— START OF PROVIDED DATA —

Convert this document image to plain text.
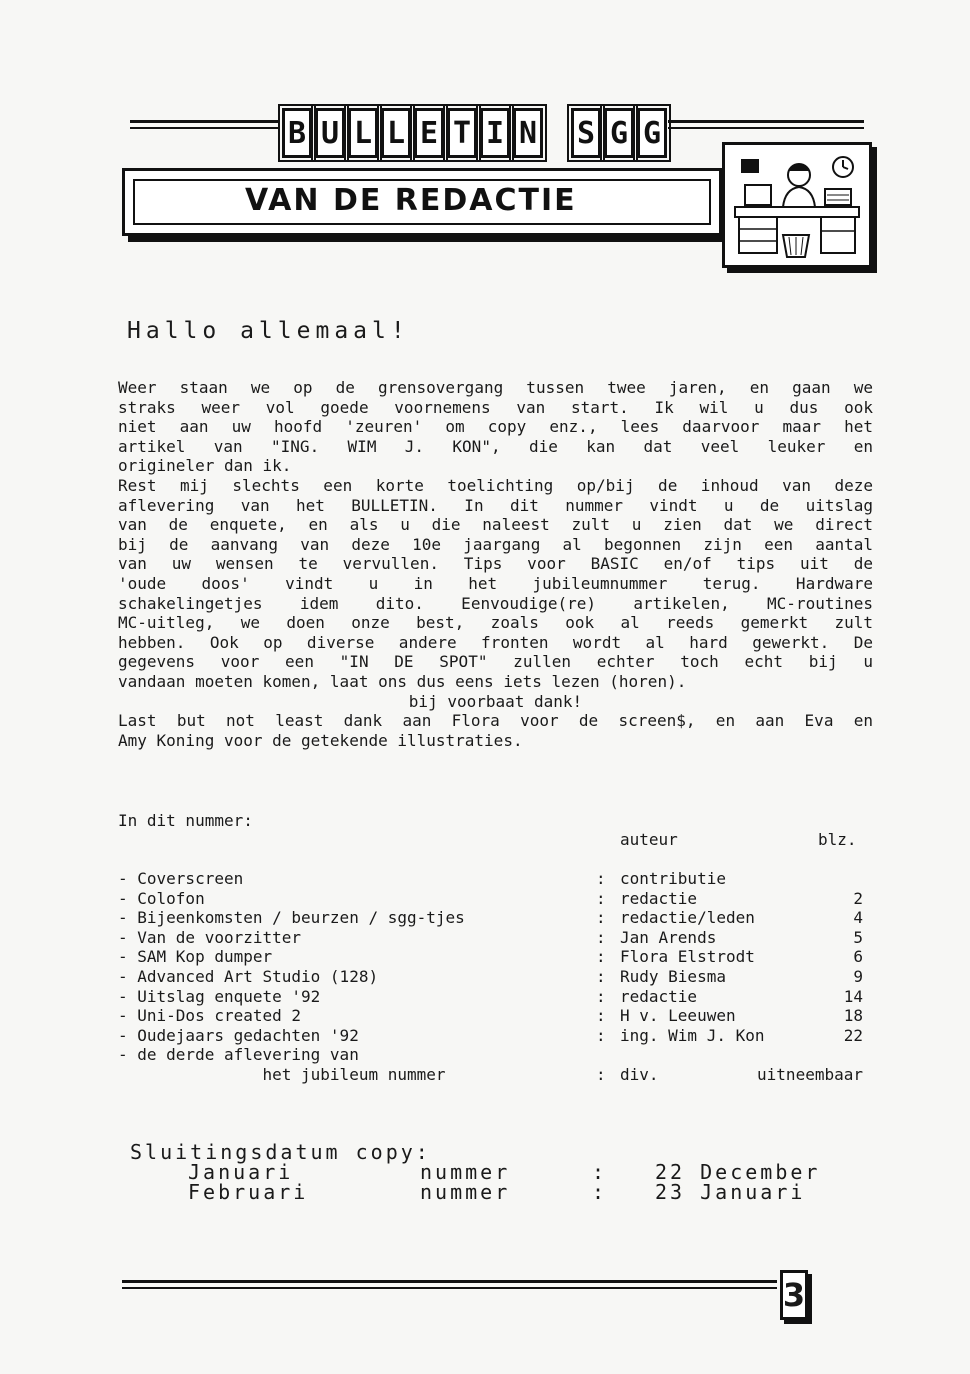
B U L L E T I N S G G
VAN DE REDACTIE
Hallo allemaal!
Weer staan we op de grensovergang tussen twee jaren, en gaan we
straks weer vol goede voornemens van start. Ik wil u dus ook
niet aan uw hoofd 'zeuren' om copy enz., lees daarvoor maar het
artikel van "ING. WIM J. KON", die kan dat veel leuker en
origineler dan ik.
Rest mij slechts een korte toelichting op/bij de inhoud van deze
aflevering van het BULLETIN. In dit nummer vindt u de uitslag
van de enquete, en als u die naleest zult u zien dat we direct
bij de aanvang van deze 10e jaargang al begonnen zijn een aantal
van uw wensen te vervullen. Tips voor BASIC en/of tips uit de
'oude doos' vindt u in het jubileumnummer terug. Hardware
schakelingetjes idem dito. Eenvoudige(re) artikelen, MC-routines
MC-uitleg, we doen onze best, zoals ook al reeds gemerkt zult
hebben. Ook op diverse andere fronten wordt al hard gewerkt. De
gegevens voor een "IN DE SPOT" zullen echter toch echt bij u
vandaan moeten komen, laat ons dus eens iets lezen (horen).
bij voorbaat dank!
Last but not least dank aan Flora voor de screen$, en aan Eva en
Amy Koning voor de getekende illustraties.
In dit nummer:
auteur	blz.
- Coverscreen	: contributie
- Colofon	: redactie	2
- Bijeenkomsten / beurzen / sgg-tjes	: redactie/leden	4
- Van de voorzitter	: Jan Arends	5
- SAM Kop dumper	: Flora Elstrodt	6
- Advanced Art Studio (128)	: Rudy Biesma	9
- Uitslag enquete '92	: redactie	14
- Uni-Dos created 2	: H v. Leeuwen	18
- Oudejaars gedachten '92	: ing. Wim J. Kon	22
- de derde aflevering van
het jubileum nummer	: div.	uitneembaar
Sluitingsdatum copy:
Januari	nummer	: 22 December
Februari	nummer	: 23 Januari
3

— END OF PROVIDED DATA —

WHAT TO DO –
Keep the pictures out of the copy and write out the data exactly as it stands.

RESULT BELOW –
Convert this document image to plain text.
B U L L E T I N S G G
VAN DE REDACTIE
Hallo allemaal!
Weer staan we op de grensovergang tussen twee jaren, en gaan we
straks weer vol goede voornemens van start. Ik wil u dus ook
niet aan uw hoofd 'zeuren' om copy enz., lees daarvoor maar het
artikel van "ING. WIM J. KON", die kan dat veel leuker en
origineler dan ik.
Rest mij slechts een korte toelichting op/bij de inhoud van deze
aflevering van het BULLETIN. In dit nummer vindt u de uitslag
van de enquete, en als u die naleest zult u zien dat we direct
bij de aanvang van deze 10e jaargang al begonnen zijn een aantal
van uw wensen te vervullen. Tips voor BASIC en/of tips uit de
'oude doos' vindt u in het jubileumnummer terug. Hardware
schakelingetjes idem dito. Eenvoudige(re) artikelen, MC-routines
MC-uitleg, we doen onze best, zoals ook al reeds gemerkt zult
hebben. Ook op diverse andere fronten wordt al hard gewerkt. De
gegevens voor een "IN DE SPOT" zullen echter toch echt bij u
vandaan moeten komen, laat ons dus eens iets lezen (horen).
bij voorbaat dank!
Last but not least dank aan Flora voor de screen$, en aan Eva en
Amy Koning voor de getekende illustraties.
In dit nummer:
auteur	blz.
- Coverscreen	: contributie
- Colofon	: redactie	2
- Bijeenkomsten / beurzen / sgg-tjes	: redactie/leden	4
- Van de voorzitter	: Jan Arends	5
- SAM Kop dumper	: Flora Elstrodt	6
- Advanced Art Studio (128)	: Rudy Biesma	9
- Uitslag enquete '92	: redactie	14
- Uni-Dos created 2	: H v. Leeuwen	18
- Oudejaars gedachten '92	: ing. Wim J. Kon	22
- de derde aflevering van
het jubileum nummer	: div.	uitneembaar
Sluitingsdatum copy:
Januari	nummer	: 22 December
Februari	nummer	: 23 Januari
3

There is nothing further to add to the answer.